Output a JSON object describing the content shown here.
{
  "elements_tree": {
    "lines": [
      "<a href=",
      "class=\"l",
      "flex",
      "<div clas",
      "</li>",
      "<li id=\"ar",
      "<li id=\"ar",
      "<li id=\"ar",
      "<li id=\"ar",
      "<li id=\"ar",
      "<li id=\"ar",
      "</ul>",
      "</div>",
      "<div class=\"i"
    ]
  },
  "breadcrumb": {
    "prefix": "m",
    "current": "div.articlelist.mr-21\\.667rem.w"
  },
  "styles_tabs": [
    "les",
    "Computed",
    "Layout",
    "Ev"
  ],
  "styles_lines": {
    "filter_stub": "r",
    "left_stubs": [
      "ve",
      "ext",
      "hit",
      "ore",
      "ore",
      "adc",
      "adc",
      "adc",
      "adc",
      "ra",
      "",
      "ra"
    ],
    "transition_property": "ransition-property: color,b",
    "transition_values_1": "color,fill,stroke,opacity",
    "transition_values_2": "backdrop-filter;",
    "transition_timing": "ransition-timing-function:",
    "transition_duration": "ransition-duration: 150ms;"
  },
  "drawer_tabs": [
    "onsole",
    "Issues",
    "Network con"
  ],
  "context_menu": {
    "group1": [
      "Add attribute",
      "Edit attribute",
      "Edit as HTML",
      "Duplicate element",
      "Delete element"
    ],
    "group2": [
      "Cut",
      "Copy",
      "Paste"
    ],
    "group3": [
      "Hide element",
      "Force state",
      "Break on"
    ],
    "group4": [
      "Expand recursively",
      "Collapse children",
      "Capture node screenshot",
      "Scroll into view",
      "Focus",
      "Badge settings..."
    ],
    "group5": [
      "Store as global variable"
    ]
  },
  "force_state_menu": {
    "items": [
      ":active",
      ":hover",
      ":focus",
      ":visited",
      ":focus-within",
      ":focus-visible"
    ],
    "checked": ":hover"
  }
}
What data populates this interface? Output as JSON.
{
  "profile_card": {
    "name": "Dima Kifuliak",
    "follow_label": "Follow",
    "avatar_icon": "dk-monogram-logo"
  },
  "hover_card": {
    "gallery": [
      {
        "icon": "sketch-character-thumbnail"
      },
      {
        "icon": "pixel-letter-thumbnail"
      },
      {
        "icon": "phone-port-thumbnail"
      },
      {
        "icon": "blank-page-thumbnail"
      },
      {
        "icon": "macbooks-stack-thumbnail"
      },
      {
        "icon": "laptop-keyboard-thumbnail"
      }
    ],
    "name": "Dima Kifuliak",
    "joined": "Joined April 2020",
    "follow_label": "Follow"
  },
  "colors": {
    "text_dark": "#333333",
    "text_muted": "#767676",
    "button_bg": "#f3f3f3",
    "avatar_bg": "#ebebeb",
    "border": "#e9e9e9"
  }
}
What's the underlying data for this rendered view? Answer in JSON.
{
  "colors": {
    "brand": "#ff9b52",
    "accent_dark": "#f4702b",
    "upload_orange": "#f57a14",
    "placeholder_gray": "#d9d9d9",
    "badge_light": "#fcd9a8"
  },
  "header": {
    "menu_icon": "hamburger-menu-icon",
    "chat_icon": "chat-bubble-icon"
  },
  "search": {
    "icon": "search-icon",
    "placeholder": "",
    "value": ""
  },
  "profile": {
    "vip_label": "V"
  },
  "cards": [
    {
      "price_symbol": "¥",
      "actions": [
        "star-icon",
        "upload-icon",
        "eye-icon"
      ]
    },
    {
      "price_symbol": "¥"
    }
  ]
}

WHAT IS REQUIRED:
A number is the only answer here: how many lines of the material above contain "view"?

RESULT FOR THIS TASK:
2